Take each line that has the word "subtitle" and return it.

════

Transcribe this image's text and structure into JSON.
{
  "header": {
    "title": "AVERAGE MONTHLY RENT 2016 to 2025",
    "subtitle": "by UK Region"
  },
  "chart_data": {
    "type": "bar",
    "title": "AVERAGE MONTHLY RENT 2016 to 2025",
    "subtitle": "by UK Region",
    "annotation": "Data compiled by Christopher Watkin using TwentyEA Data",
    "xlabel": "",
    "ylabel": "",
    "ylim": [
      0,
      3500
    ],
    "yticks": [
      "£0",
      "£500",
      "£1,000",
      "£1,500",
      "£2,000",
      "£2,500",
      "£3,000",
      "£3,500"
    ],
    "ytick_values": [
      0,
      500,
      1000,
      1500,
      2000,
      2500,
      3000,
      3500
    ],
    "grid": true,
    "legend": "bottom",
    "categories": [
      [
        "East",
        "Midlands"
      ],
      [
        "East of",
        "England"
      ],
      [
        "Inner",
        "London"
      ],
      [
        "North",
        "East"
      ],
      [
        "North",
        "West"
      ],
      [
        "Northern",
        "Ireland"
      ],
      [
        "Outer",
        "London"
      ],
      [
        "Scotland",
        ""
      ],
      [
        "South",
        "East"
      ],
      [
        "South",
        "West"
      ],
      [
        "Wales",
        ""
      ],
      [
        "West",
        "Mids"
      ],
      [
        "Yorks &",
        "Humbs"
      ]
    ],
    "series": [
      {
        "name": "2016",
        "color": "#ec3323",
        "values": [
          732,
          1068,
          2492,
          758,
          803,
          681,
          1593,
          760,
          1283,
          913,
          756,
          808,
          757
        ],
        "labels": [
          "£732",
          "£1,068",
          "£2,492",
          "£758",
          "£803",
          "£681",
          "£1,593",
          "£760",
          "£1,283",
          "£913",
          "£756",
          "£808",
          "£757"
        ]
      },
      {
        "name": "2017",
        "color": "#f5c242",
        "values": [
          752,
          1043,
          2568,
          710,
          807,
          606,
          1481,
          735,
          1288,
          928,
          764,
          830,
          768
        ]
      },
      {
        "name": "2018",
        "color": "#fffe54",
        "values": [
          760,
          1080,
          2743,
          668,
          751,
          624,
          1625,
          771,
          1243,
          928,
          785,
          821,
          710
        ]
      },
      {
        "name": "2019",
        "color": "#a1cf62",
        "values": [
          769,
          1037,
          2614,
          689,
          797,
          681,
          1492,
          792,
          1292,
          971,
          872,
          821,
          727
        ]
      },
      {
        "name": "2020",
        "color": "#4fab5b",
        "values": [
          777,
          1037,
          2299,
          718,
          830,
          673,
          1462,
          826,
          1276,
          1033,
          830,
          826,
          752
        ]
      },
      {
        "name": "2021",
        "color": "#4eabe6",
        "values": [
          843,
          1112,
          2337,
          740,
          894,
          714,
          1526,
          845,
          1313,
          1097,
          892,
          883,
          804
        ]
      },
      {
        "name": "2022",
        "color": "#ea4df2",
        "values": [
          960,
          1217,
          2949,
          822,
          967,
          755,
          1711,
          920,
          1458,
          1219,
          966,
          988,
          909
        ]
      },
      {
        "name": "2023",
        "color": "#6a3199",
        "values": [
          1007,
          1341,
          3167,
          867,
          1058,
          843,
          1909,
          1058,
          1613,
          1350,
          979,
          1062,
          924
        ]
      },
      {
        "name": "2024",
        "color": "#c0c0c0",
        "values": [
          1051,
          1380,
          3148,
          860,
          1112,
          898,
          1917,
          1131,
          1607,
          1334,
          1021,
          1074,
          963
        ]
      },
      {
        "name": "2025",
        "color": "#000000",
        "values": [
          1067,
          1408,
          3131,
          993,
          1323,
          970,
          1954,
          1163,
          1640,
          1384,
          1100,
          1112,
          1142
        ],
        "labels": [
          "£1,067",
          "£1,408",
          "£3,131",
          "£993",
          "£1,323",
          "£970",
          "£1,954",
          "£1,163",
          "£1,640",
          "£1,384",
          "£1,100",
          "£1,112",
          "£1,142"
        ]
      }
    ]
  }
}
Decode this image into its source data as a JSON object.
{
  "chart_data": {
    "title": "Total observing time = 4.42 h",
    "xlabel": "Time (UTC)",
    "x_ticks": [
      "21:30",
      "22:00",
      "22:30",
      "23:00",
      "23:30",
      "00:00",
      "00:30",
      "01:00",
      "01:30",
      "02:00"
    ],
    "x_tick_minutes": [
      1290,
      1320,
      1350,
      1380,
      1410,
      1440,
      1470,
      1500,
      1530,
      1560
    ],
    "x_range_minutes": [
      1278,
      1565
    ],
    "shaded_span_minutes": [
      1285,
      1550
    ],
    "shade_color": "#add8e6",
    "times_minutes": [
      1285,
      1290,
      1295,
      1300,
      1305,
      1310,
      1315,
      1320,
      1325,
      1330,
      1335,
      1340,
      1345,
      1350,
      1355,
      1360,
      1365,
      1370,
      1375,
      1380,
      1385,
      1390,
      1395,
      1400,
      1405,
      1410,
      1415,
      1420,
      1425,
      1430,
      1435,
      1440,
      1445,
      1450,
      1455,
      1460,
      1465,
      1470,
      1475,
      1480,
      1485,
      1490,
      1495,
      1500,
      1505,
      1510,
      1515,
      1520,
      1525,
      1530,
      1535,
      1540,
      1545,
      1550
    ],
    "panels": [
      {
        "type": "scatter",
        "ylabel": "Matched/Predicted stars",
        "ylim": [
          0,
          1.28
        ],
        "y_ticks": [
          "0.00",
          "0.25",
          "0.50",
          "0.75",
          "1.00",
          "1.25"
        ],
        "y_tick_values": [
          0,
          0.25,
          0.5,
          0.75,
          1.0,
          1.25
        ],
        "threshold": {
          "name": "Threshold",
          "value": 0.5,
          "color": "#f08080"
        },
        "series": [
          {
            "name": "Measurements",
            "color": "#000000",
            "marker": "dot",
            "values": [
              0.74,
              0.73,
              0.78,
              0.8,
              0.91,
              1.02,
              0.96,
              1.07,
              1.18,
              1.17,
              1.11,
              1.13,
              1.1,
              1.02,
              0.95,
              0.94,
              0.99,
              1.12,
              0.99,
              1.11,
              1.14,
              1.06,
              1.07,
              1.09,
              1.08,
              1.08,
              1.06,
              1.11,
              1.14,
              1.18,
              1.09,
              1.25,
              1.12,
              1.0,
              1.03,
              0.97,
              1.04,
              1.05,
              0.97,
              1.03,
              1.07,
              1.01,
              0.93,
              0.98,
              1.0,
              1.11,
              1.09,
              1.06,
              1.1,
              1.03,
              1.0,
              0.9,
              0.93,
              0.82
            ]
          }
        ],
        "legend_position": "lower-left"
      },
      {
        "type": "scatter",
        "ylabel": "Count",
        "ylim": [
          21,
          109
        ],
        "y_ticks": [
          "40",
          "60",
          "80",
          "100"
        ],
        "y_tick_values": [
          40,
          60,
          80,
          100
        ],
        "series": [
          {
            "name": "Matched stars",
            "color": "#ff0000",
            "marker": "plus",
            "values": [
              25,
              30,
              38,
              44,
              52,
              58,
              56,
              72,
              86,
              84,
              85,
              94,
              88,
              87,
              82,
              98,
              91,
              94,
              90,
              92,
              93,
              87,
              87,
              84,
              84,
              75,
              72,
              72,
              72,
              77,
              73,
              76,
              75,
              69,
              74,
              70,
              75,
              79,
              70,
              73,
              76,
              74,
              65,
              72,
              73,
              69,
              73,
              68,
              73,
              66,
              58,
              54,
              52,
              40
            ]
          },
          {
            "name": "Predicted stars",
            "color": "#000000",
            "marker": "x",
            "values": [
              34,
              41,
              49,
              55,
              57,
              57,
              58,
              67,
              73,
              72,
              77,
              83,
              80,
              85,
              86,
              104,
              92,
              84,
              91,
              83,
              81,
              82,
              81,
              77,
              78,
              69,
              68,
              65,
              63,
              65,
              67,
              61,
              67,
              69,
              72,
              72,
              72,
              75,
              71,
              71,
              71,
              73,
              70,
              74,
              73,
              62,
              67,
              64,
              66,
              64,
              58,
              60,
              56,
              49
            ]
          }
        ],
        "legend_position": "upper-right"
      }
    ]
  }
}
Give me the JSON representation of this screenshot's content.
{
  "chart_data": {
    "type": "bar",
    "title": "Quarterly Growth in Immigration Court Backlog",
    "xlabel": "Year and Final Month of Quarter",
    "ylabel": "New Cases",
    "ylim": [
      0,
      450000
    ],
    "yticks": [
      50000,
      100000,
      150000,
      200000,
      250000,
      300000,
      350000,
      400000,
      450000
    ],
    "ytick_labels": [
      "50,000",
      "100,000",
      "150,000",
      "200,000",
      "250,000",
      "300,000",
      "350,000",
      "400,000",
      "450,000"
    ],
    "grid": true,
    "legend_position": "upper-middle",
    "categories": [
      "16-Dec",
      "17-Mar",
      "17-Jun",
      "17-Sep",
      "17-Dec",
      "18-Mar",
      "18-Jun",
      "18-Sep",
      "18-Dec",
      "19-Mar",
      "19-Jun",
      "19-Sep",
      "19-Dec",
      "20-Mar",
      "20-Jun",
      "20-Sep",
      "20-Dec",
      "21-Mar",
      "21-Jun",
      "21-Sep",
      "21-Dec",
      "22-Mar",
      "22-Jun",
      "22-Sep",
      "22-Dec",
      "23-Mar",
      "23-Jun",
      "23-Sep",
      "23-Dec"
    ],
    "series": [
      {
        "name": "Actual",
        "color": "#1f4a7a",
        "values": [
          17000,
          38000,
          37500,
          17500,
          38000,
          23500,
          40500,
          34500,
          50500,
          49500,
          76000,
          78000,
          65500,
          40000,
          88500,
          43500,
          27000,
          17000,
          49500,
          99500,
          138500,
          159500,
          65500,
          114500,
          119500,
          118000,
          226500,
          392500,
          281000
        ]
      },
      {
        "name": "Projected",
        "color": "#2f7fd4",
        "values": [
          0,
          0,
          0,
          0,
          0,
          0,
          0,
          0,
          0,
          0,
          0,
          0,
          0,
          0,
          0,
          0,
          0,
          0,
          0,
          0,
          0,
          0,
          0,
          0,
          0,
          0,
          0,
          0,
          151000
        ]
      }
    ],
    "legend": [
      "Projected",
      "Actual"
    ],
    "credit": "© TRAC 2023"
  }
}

════

Answer to the problem
    "subtitle": "by UK Region"
    "subtitle": "by UK Region",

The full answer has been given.